▶ _Dataset entries_:
┄┄┄┄┄┄┄┄┄┄

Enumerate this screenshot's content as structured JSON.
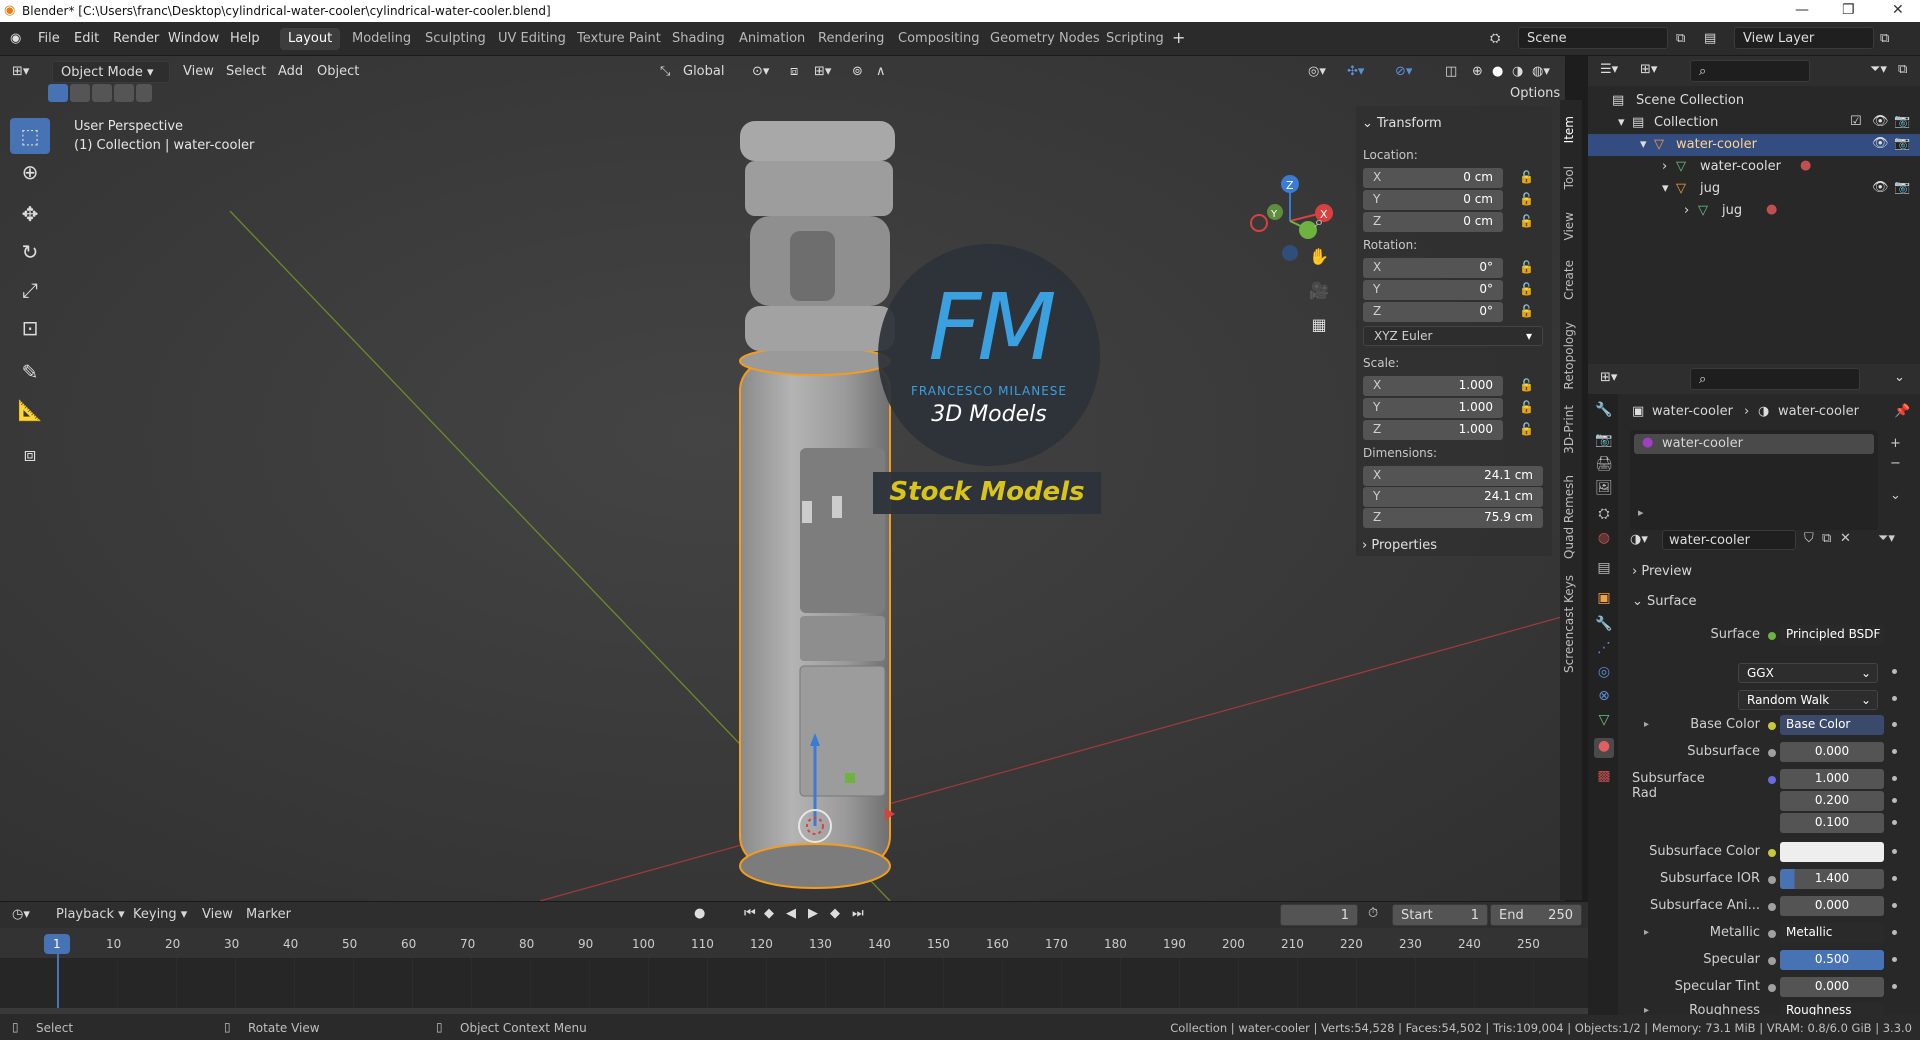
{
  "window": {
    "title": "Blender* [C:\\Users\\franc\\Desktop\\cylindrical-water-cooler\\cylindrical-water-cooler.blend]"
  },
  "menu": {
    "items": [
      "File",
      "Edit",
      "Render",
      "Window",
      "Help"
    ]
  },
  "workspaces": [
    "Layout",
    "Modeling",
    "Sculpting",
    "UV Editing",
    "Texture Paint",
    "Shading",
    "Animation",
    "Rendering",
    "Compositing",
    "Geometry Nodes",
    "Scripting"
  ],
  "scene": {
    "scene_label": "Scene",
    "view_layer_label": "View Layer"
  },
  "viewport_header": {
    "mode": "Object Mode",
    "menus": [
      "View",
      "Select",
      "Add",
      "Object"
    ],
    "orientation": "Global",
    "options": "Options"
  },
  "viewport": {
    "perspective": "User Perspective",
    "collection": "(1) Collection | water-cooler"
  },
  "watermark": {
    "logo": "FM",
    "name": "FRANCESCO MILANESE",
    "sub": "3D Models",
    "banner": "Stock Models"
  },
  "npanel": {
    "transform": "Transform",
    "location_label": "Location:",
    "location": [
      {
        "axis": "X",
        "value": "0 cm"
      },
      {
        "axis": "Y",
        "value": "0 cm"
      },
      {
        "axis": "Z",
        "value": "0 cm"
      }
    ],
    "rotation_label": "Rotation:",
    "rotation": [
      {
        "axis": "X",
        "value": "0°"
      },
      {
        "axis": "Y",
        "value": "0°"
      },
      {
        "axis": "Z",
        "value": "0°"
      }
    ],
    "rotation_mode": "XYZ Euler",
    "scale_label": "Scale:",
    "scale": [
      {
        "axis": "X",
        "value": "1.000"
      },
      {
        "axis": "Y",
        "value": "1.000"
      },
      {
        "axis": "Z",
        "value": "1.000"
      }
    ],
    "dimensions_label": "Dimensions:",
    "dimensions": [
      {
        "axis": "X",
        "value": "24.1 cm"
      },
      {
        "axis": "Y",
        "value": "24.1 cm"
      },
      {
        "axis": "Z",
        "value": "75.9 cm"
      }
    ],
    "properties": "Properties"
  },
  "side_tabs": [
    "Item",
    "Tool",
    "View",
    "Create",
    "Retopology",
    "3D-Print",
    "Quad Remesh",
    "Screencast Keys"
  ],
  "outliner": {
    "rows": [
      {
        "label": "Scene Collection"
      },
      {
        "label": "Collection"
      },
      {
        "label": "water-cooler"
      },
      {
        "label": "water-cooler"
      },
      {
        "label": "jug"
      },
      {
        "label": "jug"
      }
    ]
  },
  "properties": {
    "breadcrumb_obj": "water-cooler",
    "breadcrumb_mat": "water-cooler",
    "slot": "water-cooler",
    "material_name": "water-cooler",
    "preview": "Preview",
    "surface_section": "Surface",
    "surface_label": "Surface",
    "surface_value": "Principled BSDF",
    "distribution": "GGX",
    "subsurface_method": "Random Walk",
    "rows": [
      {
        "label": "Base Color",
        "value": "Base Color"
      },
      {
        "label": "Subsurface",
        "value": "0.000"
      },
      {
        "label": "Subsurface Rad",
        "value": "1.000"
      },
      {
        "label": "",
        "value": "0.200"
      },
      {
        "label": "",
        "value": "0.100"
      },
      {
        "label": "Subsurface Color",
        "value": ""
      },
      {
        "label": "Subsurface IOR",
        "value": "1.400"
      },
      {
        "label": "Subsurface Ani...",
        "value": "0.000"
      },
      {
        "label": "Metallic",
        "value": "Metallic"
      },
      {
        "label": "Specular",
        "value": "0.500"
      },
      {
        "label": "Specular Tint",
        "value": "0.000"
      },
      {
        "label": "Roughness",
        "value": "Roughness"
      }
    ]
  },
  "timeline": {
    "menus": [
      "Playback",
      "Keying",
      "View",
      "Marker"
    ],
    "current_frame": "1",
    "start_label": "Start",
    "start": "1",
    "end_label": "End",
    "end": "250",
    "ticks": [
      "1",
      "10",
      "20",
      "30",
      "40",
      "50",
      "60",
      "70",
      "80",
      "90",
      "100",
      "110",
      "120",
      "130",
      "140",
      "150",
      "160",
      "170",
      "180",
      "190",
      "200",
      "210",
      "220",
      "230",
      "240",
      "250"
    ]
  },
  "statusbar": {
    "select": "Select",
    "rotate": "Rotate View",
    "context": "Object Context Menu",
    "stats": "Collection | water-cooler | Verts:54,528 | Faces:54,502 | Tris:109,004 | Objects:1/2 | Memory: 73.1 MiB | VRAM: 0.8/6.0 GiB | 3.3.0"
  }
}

┄┄┄┄┄┄┄┄┄┄

Reproduce the data word for word, excluding its pictures.

Enumerate this screenshot's content as structured JSON.
{
  "window": {
    "title": "Blender* [C:\\Users\\franc\\Desktop\\cylindrical-water-cooler\\cylindrical-water-cooler.blend]"
  },
  "menu": {
    "items": [
      "File",
      "Edit",
      "Render",
      "Window",
      "Help"
    ]
  },
  "workspaces": [
    "Layout",
    "Modeling",
    "Sculpting",
    "UV Editing",
    "Texture Paint",
    "Shading",
    "Animation",
    "Rendering",
    "Compositing",
    "Geometry Nodes",
    "Scripting"
  ],
  "scene": {
    "scene_label": "Scene",
    "view_layer_label": "View Layer"
  },
  "viewport_header": {
    "mode": "Object Mode",
    "menus": [
      "View",
      "Select",
      "Add",
      "Object"
    ],
    "orientation": "Global",
    "options": "Options"
  },
  "viewport": {
    "perspective": "User Perspective",
    "collection": "(1) Collection | water-cooler"
  },
  "watermark": {
    "logo": "FM",
    "name": "FRANCESCO MILANESE",
    "sub": "3D Models",
    "banner": "Stock Models"
  },
  "npanel": {
    "transform": "Transform",
    "location_label": "Location:",
    "location": [
      {
        "axis": "X",
        "value": "0 cm"
      },
      {
        "axis": "Y",
        "value": "0 cm"
      },
      {
        "axis": "Z",
        "value": "0 cm"
      }
    ],
    "rotation_label": "Rotation:",
    "rotation": [
      {
        "axis": "X",
        "value": "0°"
      },
      {
        "axis": "Y",
        "value": "0°"
      },
      {
        "axis": "Z",
        "value": "0°"
      }
    ],
    "rotation_mode": "XYZ Euler",
    "scale_label": "Scale:",
    "scale": [
      {
        "axis": "X",
        "value": "1.000"
      },
      {
        "axis": "Y",
        "value": "1.000"
      },
      {
        "axis": "Z",
        "value": "1.000"
      }
    ],
    "dimensions_label": "Dimensions:",
    "dimensions": [
      {
        "axis": "X",
        "value": "24.1 cm"
      },
      {
        "axis": "Y",
        "value": "24.1 cm"
      },
      {
        "axis": "Z",
        "value": "75.9 cm"
      }
    ],
    "properties": "Properties"
  },
  "side_tabs": [
    "Item",
    "Tool",
    "View",
    "Create",
    "Retopology",
    "3D-Print",
    "Quad Remesh",
    "Screencast Keys"
  ],
  "outliner": {
    "rows": [
      {
        "label": "Scene Collection"
      },
      {
        "label": "Collection"
      },
      {
        "label": "water-cooler"
      },
      {
        "label": "water-cooler"
      },
      {
        "label": "jug"
      },
      {
        "label": "jug"
      }
    ]
  },
  "properties": {
    "breadcrumb_obj": "water-cooler",
    "breadcrumb_mat": "water-cooler",
    "slot": "water-cooler",
    "material_name": "water-cooler",
    "preview": "Preview",
    "surface_section": "Surface",
    "surface_label": "Surface",
    "surface_value": "Principled BSDF",
    "distribution": "GGX",
    "subsurface_method": "Random Walk",
    "rows": [
      {
        "label": "Base Color",
        "value": "Base Color"
      },
      {
        "label": "Subsurface",
        "value": "0.000"
      },
      {
        "label": "Subsurface Rad",
        "value": "1.000"
      },
      {
        "label": "",
        "value": "0.200"
      },
      {
        "label": "",
        "value": "0.100"
      },
      {
        "label": "Subsurface Color",
        "value": ""
      },
      {
        "label": "Subsurface IOR",
        "value": "1.400"
      },
      {
        "label": "Subsurface Ani...",
        "value": "0.000"
      },
      {
        "label": "Metallic",
        "value": "Metallic"
      },
      {
        "label": "Specular",
        "value": "0.500"
      },
      {
        "label": "Specular Tint",
        "value": "0.000"
      },
      {
        "label": "Roughness",
        "value": "Roughness"
      }
    ]
  },
  "timeline": {
    "menus": [
      "Playback",
      "Keying",
      "View",
      "Marker"
    ],
    "current_frame": "1",
    "start_label": "Start",
    "start": "1",
    "end_label": "End",
    "end": "250",
    "ticks": [
      "1",
      "10",
      "20",
      "30",
      "40",
      "50",
      "60",
      "70",
      "80",
      "90",
      "100",
      "110",
      "120",
      "130",
      "140",
      "150",
      "160",
      "170",
      "180",
      "190",
      "200",
      "210",
      "220",
      "230",
      "240",
      "250"
    ]
  },
  "statusbar": {
    "select": "Select",
    "rotate": "Rotate View",
    "context": "Object Context Menu",
    "stats": "Collection | water-cooler | Verts:54,528 | Faces:54,502 | Tris:109,004 | Objects:1/2 | Memory: 73.1 MiB | VRAM: 0.8/6.0 GiB | 3.3.0"
  }
}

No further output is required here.